DIRECTIONS ::
Retype the data without changing a character, starting with its first line and ending with the line that contains "series-line xyxy=(762,250,1082,366)".

THE DATA ::
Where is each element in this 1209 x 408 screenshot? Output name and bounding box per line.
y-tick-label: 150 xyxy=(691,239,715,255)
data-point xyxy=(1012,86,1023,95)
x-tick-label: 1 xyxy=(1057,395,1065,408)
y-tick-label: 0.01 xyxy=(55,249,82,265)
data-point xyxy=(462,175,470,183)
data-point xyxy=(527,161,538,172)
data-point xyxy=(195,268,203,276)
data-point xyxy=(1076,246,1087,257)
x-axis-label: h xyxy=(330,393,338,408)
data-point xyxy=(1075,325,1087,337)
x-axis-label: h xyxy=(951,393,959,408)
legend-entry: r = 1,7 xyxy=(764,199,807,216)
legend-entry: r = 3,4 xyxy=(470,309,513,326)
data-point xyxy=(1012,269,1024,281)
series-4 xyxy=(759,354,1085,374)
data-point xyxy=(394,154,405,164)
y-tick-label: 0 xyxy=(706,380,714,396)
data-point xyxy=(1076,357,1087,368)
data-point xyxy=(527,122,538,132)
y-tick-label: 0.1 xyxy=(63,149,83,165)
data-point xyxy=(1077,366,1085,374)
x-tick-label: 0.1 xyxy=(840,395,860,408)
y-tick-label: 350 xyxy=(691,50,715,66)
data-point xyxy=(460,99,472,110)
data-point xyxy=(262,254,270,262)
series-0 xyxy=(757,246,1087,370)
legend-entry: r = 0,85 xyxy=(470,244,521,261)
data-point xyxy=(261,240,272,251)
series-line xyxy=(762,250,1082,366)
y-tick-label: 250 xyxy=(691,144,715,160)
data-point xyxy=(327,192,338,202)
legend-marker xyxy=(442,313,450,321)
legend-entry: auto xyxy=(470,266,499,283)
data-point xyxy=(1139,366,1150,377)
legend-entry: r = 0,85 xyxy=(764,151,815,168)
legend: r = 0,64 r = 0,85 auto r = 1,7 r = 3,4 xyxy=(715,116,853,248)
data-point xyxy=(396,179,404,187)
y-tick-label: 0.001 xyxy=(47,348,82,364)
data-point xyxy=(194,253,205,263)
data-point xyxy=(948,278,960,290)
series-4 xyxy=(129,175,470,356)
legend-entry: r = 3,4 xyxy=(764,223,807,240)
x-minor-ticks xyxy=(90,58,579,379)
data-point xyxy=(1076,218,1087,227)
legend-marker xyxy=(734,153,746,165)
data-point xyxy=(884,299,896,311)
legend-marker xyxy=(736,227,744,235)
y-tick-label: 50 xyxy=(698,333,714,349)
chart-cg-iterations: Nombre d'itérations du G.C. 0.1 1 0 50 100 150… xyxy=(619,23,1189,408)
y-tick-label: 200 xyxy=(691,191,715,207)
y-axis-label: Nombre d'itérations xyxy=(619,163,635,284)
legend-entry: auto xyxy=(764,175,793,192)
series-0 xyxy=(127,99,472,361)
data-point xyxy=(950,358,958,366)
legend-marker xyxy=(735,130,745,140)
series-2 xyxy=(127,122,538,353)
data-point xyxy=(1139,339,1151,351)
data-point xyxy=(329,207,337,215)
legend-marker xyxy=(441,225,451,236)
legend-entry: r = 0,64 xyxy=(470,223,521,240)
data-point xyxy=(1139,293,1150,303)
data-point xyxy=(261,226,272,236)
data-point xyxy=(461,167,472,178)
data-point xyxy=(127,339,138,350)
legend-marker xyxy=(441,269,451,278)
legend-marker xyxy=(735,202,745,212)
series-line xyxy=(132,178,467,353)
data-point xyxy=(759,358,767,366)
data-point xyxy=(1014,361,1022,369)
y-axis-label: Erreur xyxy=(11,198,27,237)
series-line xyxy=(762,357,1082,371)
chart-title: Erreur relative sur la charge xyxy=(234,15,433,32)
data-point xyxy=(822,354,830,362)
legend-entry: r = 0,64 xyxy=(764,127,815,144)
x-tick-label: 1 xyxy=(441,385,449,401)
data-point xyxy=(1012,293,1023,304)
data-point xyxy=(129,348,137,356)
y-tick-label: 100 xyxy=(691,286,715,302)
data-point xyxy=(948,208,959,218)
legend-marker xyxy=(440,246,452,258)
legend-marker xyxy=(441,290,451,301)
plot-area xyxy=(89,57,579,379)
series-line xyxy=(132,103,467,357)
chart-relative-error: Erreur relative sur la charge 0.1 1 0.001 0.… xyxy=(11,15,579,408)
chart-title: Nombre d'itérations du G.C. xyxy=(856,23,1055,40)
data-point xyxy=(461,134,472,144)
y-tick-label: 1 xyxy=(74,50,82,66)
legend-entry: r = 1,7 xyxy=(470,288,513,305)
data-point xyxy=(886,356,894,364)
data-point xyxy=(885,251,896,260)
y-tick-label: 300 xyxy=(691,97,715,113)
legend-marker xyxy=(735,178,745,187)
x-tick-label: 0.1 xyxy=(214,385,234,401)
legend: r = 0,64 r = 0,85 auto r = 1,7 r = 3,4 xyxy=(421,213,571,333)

OUTPUT OF THE EXERCISE ::
Where is each element in this 1209 x 408 screenshot? Output name and bounding box per line.
y-tick-label: 150 xyxy=(691,239,715,255)
data-point xyxy=(1012,86,1023,95)
x-tick-label: 1 xyxy=(1057,395,1065,408)
y-tick-label: 0.01 xyxy=(55,249,82,265)
data-point xyxy=(462,175,470,183)
data-point xyxy=(527,161,538,172)
data-point xyxy=(195,268,203,276)
data-point xyxy=(1076,246,1087,257)
x-axis-label: h xyxy=(330,393,338,408)
data-point xyxy=(1075,325,1087,337)
x-axis-label: h xyxy=(951,393,959,408)
legend-entry: r = 1,7 xyxy=(764,199,807,216)
legend-entry: r = 3,4 xyxy=(470,309,513,326)
data-point xyxy=(1012,269,1024,281)
series-4 xyxy=(759,354,1085,374)
data-point xyxy=(394,154,405,164)
y-tick-label: 0 xyxy=(706,380,714,396)
data-point xyxy=(1076,357,1087,368)
data-point xyxy=(527,122,538,132)
y-tick-label: 0.1 xyxy=(63,149,83,165)
data-point xyxy=(1077,366,1085,374)
x-tick-label: 0.1 xyxy=(840,395,860,408)
y-tick-label: 350 xyxy=(691,50,715,66)
data-point xyxy=(460,99,472,110)
data-point xyxy=(262,254,270,262)
series-0 xyxy=(757,246,1087,370)
legend-entry: r = 0,85 xyxy=(470,244,521,261)
data-point xyxy=(261,240,272,251)
series-line xyxy=(762,250,1082,366)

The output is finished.